Start Entries

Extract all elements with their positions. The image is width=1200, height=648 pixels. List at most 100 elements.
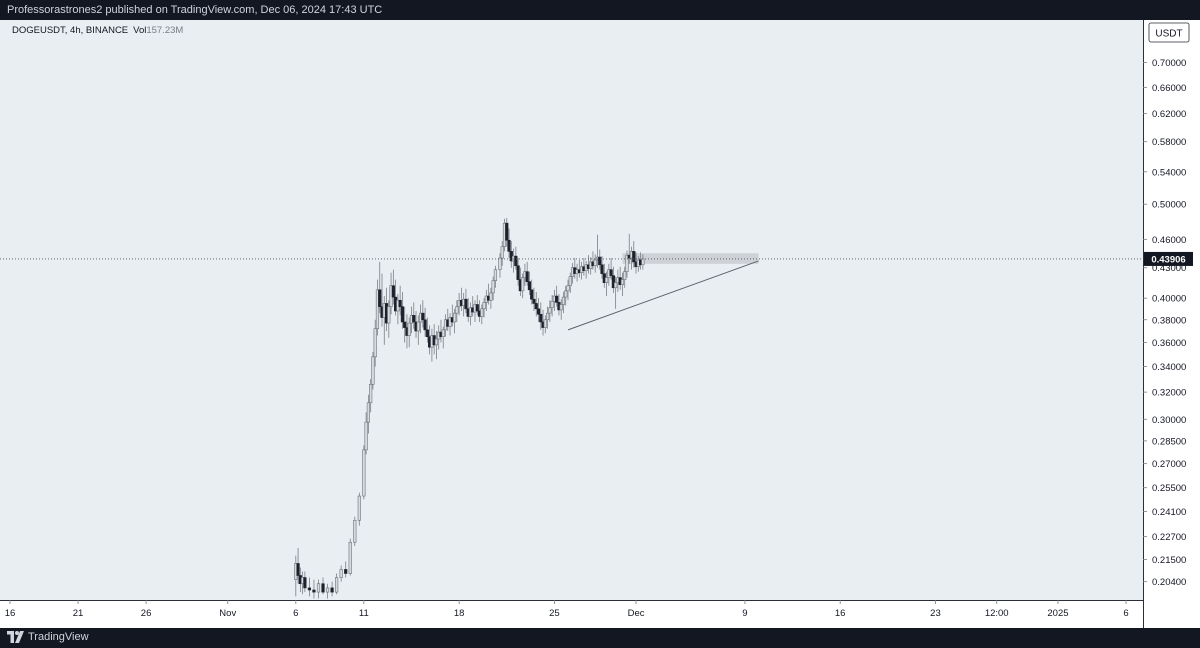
candle-body: [344, 569, 348, 574]
candle-body: [489, 292, 493, 301]
candle-body: [604, 277, 609, 283]
price-tick-label: 0.30000: [1152, 415, 1186, 426]
candle-body: [521, 277, 525, 292]
candle-body: [455, 306, 459, 314]
candle-body: [614, 282, 618, 289]
candle-body: [416, 321, 420, 332]
last-price-label: 0.43906: [1151, 254, 1185, 265]
candle-body: [400, 306, 405, 323]
candle-body: [568, 276, 572, 287]
price-tick-label: 0.20400: [1152, 577, 1186, 588]
price-tick-label: 0.36000: [1152, 338, 1186, 349]
price-tick-label: 0.43000: [1152, 263, 1186, 274]
price-axis-ticks: 0.70000 0.66000 0.62000 0.58000 0.54000 0.500…: [1143, 58, 1186, 588]
candle-body: [500, 246, 504, 259]
candle-body: [632, 251, 636, 263]
candle-body: [534, 303, 538, 310]
candle-body: [398, 299, 402, 307]
candle-body: [514, 255, 518, 267]
ascending-trendline: [567, 260, 759, 331]
price-tick-label: 0.40000: [1152, 294, 1186, 305]
candle-body: [407, 322, 411, 336]
candle-body: [307, 587, 312, 591]
candle-body: [364, 421, 368, 451]
candle-body: [625, 254, 629, 272]
price-tick-label: 0.22700: [1152, 532, 1186, 543]
candle-body: [348, 541, 352, 574]
candle-body: [303, 577, 307, 589]
time-tick-label: Dec: [628, 608, 645, 619]
time-tick-label: 9: [742, 608, 747, 619]
candle-body: [296, 563, 300, 576]
price-tick-label: 0.38000: [1152, 315, 1186, 326]
candle-body: [325, 587, 330, 593]
candle-body: [373, 328, 377, 358]
candle-body: [434, 338, 439, 346]
candle-body: [539, 313, 543, 323]
candle-body: [425, 329, 429, 338]
candle-body: [609, 269, 613, 276]
candle-body: [482, 302, 486, 310]
price-tick-label: 0.25500: [1152, 483, 1186, 494]
candles: [294, 217, 645, 599]
candle-body: [555, 295, 559, 303]
candle-body: [378, 289, 382, 307]
time-tick-label: 21: [73, 608, 84, 619]
price-tick-label: 0.46000: [1152, 235, 1186, 246]
candle-body: [441, 329, 445, 338]
currency-label: USDT: [1155, 29, 1182, 40]
price-chart[interactable]: DOGEUSDT, 4h, BINANCE Vol157.23M USDT 0.7…: [0, 20, 1200, 628]
candle-body: [330, 587, 334, 593]
candle-body: [339, 569, 343, 578]
candle-body: [403, 321, 407, 328]
candle-body: [530, 289, 534, 300]
price-tick-label: 0.66000: [1152, 83, 1186, 94]
time-tick-label: 23: [930, 608, 941, 619]
candle-body: [527, 281, 532, 291]
candle-body: [335, 577, 339, 593]
candle-body: [543, 319, 547, 328]
candle-body: [532, 298, 536, 304]
candle-body: [421, 312, 425, 321]
candle-body: [321, 583, 325, 593]
time-tick-label: Nov: [219, 608, 236, 619]
time-tick-label: 25: [549, 608, 560, 619]
candle-body: [611, 275, 615, 289]
candle-body: [620, 279, 625, 285]
price-tick-label: 0.58000: [1152, 137, 1186, 148]
time-tick-label: 2025: [1047, 608, 1068, 619]
candle-body: [505, 222, 509, 241]
time-tick-label: 6: [293, 608, 298, 619]
price-tick-label: 0.27000: [1152, 459, 1186, 470]
candle-body: [525, 271, 529, 282]
price-tick-label: 0.28500: [1152, 436, 1186, 447]
candle-body: [593, 259, 597, 267]
price-tick-label: 0.21500: [1152, 555, 1186, 566]
candle-body: [561, 296, 566, 305]
tradingview-brand-text: TradingView: [28, 631, 89, 643]
candle-body: [353, 520, 357, 543]
time-axis-background: [0, 600, 1143, 628]
candle-body: [623, 271, 627, 280]
currency-button[interactable]: [1148, 22, 1190, 43]
chart-area[interactable]: DOGEUSDT, 4h, BINANCE Vol157.23M USDT 0.7…: [0, 20, 1200, 628]
time-tick-label: 16: [5, 608, 16, 619]
tradingview-logo[interactable]: TradingView: [7, 631, 89, 643]
last-price-marker: 0.43906: [0, 251, 1193, 266]
candle-body: [536, 308, 541, 315]
time-tick-label: 16: [835, 608, 846, 619]
candle-body: [548, 307, 552, 314]
price-tick-label: 0.50000: [1152, 200, 1186, 211]
candle-body: [550, 301, 554, 309]
price-tick-label: 0.32000: [1152, 388, 1186, 399]
time-tick-label: 26: [141, 608, 152, 619]
candle-body: [559, 304, 563, 311]
candle-body: [566, 285, 570, 292]
candle-body: [564, 290, 568, 298]
candle-body: [366, 402, 370, 423]
candle-body: [545, 312, 550, 321]
candle-body: [362, 449, 366, 497]
candle-body: [464, 298, 468, 310]
candle-body: [598, 256, 602, 266]
candle-body: [641, 258, 645, 266]
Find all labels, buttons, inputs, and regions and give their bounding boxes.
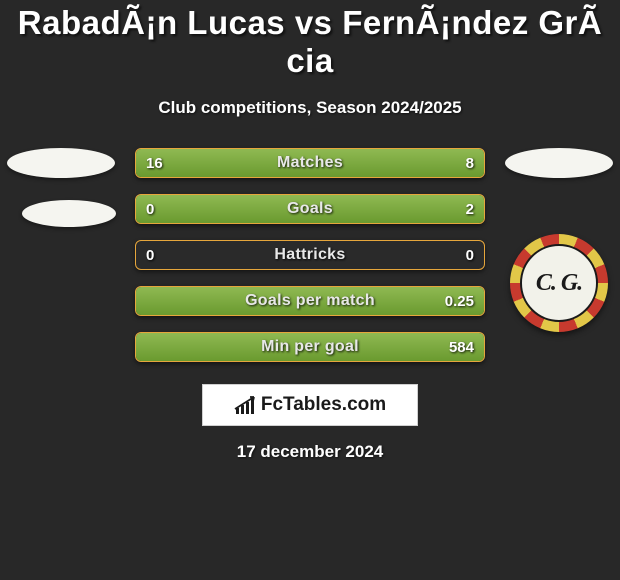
fctables-logo[interactable]: FcTables.com xyxy=(202,384,418,426)
stat-label: Matches xyxy=(136,149,484,177)
stat-value-right: 584 xyxy=(449,333,474,361)
stat-bar: 0 Goals 2 xyxy=(135,194,485,224)
stat-bar: 0 Hattricks 0 xyxy=(135,240,485,270)
club-badge: C. G. xyxy=(510,234,608,332)
content-area: C. G. 16 Matches 8 0 Goals 2 xyxy=(0,148,620,462)
stat-value-right: 0 xyxy=(466,241,474,269)
badge-initials: C. G. xyxy=(536,270,582,297)
stat-value-right: 0.25 xyxy=(445,287,474,315)
logo-text: FcTables.com xyxy=(261,394,386,416)
stat-value-right: 2 xyxy=(466,195,474,223)
stat-value-right: 8 xyxy=(466,149,474,177)
comparison-widget: RabadÃ¡n Lucas vs FernÃ¡ndez GrÃ cia Clu… xyxy=(0,0,620,462)
bar-chart-icon xyxy=(234,396,258,414)
stat-label: Goals xyxy=(136,195,484,223)
stat-label: Hattricks xyxy=(136,241,484,269)
placeholder-ellipse xyxy=(22,200,116,227)
stat-bar: Min per goal 584 xyxy=(135,332,485,362)
stat-bars: 16 Matches 8 0 Goals 2 0 Hattricks 0 xyxy=(135,148,485,362)
stat-bar: 16 Matches 8 xyxy=(135,148,485,178)
date-label: 17 december 2024 xyxy=(0,442,620,462)
page-title: RabadÃ¡n Lucas vs FernÃ¡ndez GrÃ cia xyxy=(0,0,620,80)
subtitle: Club competitions, Season 2024/2025 xyxy=(0,98,620,118)
stat-label: Min per goal xyxy=(136,333,484,361)
left-player-graphics xyxy=(6,148,116,227)
badge-inner: C. G. xyxy=(520,244,598,322)
right-player-graphics: C. G. xyxy=(504,148,614,332)
placeholder-ellipse xyxy=(7,148,115,178)
placeholder-ellipse xyxy=(505,148,613,178)
stat-bar: Goals per match 0.25 xyxy=(135,286,485,316)
stat-label: Goals per match xyxy=(136,287,484,315)
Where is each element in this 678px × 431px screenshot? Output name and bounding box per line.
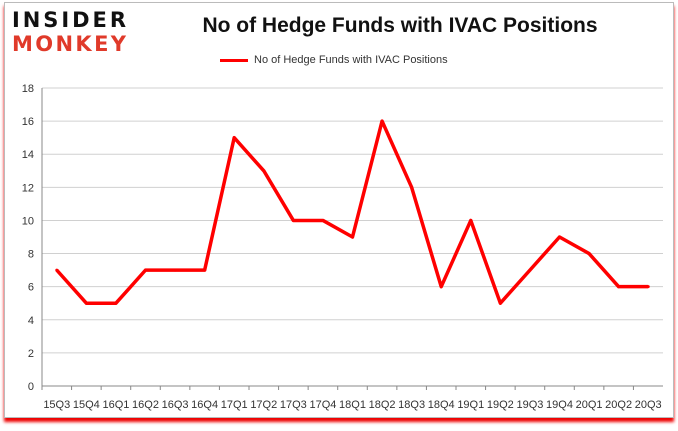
series-line bbox=[55, 119, 649, 305]
data-point bbox=[291, 218, 295, 222]
x-tick-label: 17Q1 bbox=[221, 399, 248, 411]
x-tick-label: 17Q2 bbox=[250, 399, 277, 411]
x-tick-label: 16Q3 bbox=[162, 399, 189, 411]
data-point bbox=[144, 268, 147, 272]
data-point bbox=[528, 268, 532, 272]
data-point bbox=[203, 268, 207, 272]
legend: No of Hedge Funds with IVAC Positions bbox=[220, 54, 448, 66]
data-point bbox=[410, 185, 414, 189]
data-point bbox=[351, 235, 354, 239]
x-tick-label: 17Q4 bbox=[309, 399, 336, 411]
x-tick-label: 20Q1 bbox=[576, 399, 603, 411]
x-tick-label: 20Q3 bbox=[635, 399, 662, 411]
data-point bbox=[646, 285, 650, 289]
y-tick-label: 18 bbox=[22, 83, 34, 95]
y-tick-label: 8 bbox=[28, 249, 34, 261]
x-tick-label: 20Q2 bbox=[605, 399, 632, 411]
data-point bbox=[232, 136, 236, 140]
x-tick-label: 18Q1 bbox=[339, 399, 366, 411]
y-tick-label: 12 bbox=[22, 182, 34, 194]
y-tick-label: 2 bbox=[28, 348, 34, 360]
y-tick-label: 0 bbox=[28, 381, 34, 393]
y-tick-label: 16 bbox=[22, 116, 34, 128]
data-point bbox=[558, 235, 561, 239]
x-tick-label: 16Q1 bbox=[102, 399, 129, 411]
x-tick-label: 19Q3 bbox=[516, 399, 543, 411]
x-tick-label: 19Q4 bbox=[546, 399, 573, 411]
x-tick-label: 18Q2 bbox=[369, 399, 396, 411]
x-tick-label: 15Q3 bbox=[43, 399, 70, 411]
svg-text:MONKEY: MONKEY bbox=[12, 32, 127, 54]
insider-monkey-logo: INSIDER MONKEY bbox=[12, 8, 127, 54]
y-tick-label: 4 bbox=[28, 315, 34, 327]
data-point bbox=[380, 119, 384, 123]
data-point bbox=[617, 285, 621, 289]
chart-frame bbox=[4, 2, 674, 418]
data-point bbox=[84, 301, 88, 305]
data-point bbox=[321, 218, 325, 222]
legend-label: No of Hedge Funds with IVAC Positions bbox=[254, 54, 448, 66]
data-point bbox=[587, 252, 591, 256]
data-point bbox=[262, 169, 266, 173]
y-tick-label: 14 bbox=[22, 149, 34, 161]
x-tick-label: 19Q1 bbox=[457, 399, 484, 411]
x-tick-label: 16Q4 bbox=[191, 399, 218, 411]
data-point bbox=[55, 268, 59, 272]
x-tick-label: 18Q3 bbox=[398, 399, 425, 411]
x-tick-label: 18Q4 bbox=[428, 399, 455, 411]
y-tick-label: 6 bbox=[28, 282, 34, 294]
data-point bbox=[498, 301, 502, 305]
x-tick-label: 15Q4 bbox=[73, 399, 100, 411]
data-point bbox=[439, 285, 443, 289]
x-tick-label: 17Q3 bbox=[280, 399, 307, 411]
data-point bbox=[469, 218, 473, 222]
y-tick-label: 10 bbox=[22, 215, 34, 227]
x-tick-label: 19Q2 bbox=[487, 399, 514, 411]
x-tick-label: 16Q2 bbox=[132, 399, 159, 411]
legend-swatch bbox=[220, 58, 248, 62]
data-point bbox=[114, 301, 118, 305]
data-point bbox=[173, 268, 177, 272]
chart-title: No of Hedge Funds with IVAC Positions bbox=[202, 14, 598, 37]
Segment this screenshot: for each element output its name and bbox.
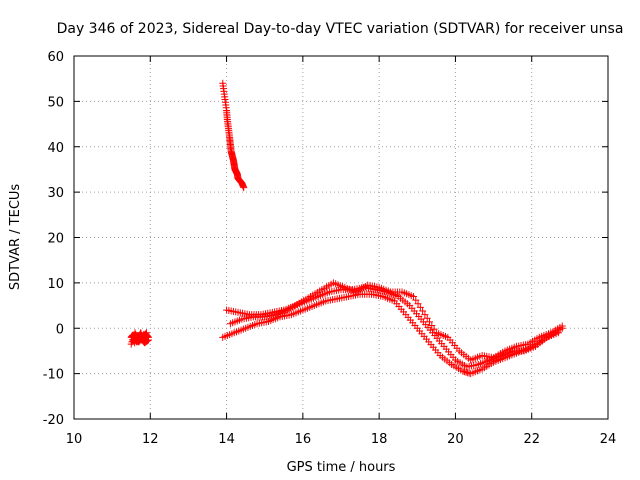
y-tick-label: 0 xyxy=(56,322,64,337)
x-tick-label: 24 xyxy=(600,432,617,447)
data-point xyxy=(240,184,248,192)
data-point xyxy=(421,311,429,319)
data-point xyxy=(412,296,420,304)
data-point xyxy=(409,292,417,300)
y-tick-label: 40 xyxy=(47,141,64,156)
x-tick-label: 12 xyxy=(142,432,159,447)
data-point xyxy=(416,303,424,311)
axis-ticks: 10 12 14 16 18 20 22 24 -20 -10 0 10 20 30 40 50 60 xyxy=(43,50,617,447)
y-tick-label: -20 xyxy=(43,413,64,428)
y-axis-label: SDTVAR / TECUs xyxy=(8,184,23,291)
y-tick-label: 20 xyxy=(47,232,64,247)
data-point xyxy=(428,322,436,330)
y-tick-label: -10 xyxy=(43,368,64,383)
data-point xyxy=(425,318,433,326)
x-tick-label: 14 xyxy=(218,432,235,447)
x-tick-label: 18 xyxy=(371,432,388,447)
data-point xyxy=(144,336,152,344)
data-point xyxy=(558,322,566,330)
data-point xyxy=(430,325,438,333)
x-tick-label: 10 xyxy=(66,432,83,447)
y-tick-label: 50 xyxy=(47,95,64,110)
x-tick-label: 16 xyxy=(295,432,312,447)
x-axis-label: GPS time / hours xyxy=(287,460,396,475)
x-tick-label: 22 xyxy=(523,432,540,447)
data-point xyxy=(423,314,431,322)
chart-title: Day 346 of 2023, Sidereal Day-to-day VTE… xyxy=(57,21,624,37)
data-point xyxy=(419,307,427,315)
grid xyxy=(74,56,608,419)
data-point xyxy=(414,300,422,308)
data-point xyxy=(143,337,151,345)
y-tick-label: 30 xyxy=(47,186,64,201)
data-points xyxy=(127,79,566,378)
x-tick-label: 20 xyxy=(447,432,464,447)
data-point xyxy=(144,337,152,345)
y-tick-label: 10 xyxy=(47,277,64,292)
y-tick-label: 60 xyxy=(47,50,64,65)
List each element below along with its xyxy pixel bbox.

End Entries

Exercise
Copy everything from the line containing "y-tick-label: 0 xyxy=(56,322,64,337)" down to the line containing "data-point xyxy=(419,307,427,315)", substituting "GPS time (hours)" for "GPS time / hours" and leaving all else unchanged.

Solution to this task
y-tick-label: 0 xyxy=(56,322,64,337)
x-tick-label: 24 xyxy=(600,432,617,447)
data-point xyxy=(240,184,248,192)
data-point xyxy=(421,311,429,319)
data-point xyxy=(412,296,420,304)
data-point xyxy=(409,292,417,300)
y-tick-label: 40 xyxy=(47,141,64,156)
x-tick-label: 12 xyxy=(142,432,159,447)
data-point xyxy=(416,303,424,311)
axis-ticks: 10 12 14 16 18 20 22 24 -20 -10 0 10 20 30 40 50 60 xyxy=(43,50,617,447)
y-tick-label: -20 xyxy=(43,413,64,428)
y-axis-label: SDTVAR / TECUs xyxy=(8,184,23,291)
y-tick-label: 20 xyxy=(47,232,64,247)
data-point xyxy=(428,322,436,330)
y-tick-label: -10 xyxy=(43,368,64,383)
data-point xyxy=(425,318,433,326)
x-tick-label: 14 xyxy=(218,432,235,447)
x-tick-label: 18 xyxy=(371,432,388,447)
data-point xyxy=(144,336,152,344)
data-point xyxy=(558,322,566,330)
data-point xyxy=(430,325,438,333)
x-tick-label: 10 xyxy=(66,432,83,447)
y-tick-label: 50 xyxy=(47,95,64,110)
x-tick-label: 16 xyxy=(295,432,312,447)
x-axis-label: GPS time (hours) xyxy=(287,460,396,475)
x-tick-label: 22 xyxy=(523,432,540,447)
data-point xyxy=(423,314,431,322)
chart-title: Day 346 of 2023, Sidereal Day-to-day VTE… xyxy=(57,21,624,37)
data-point xyxy=(419,307,427,315)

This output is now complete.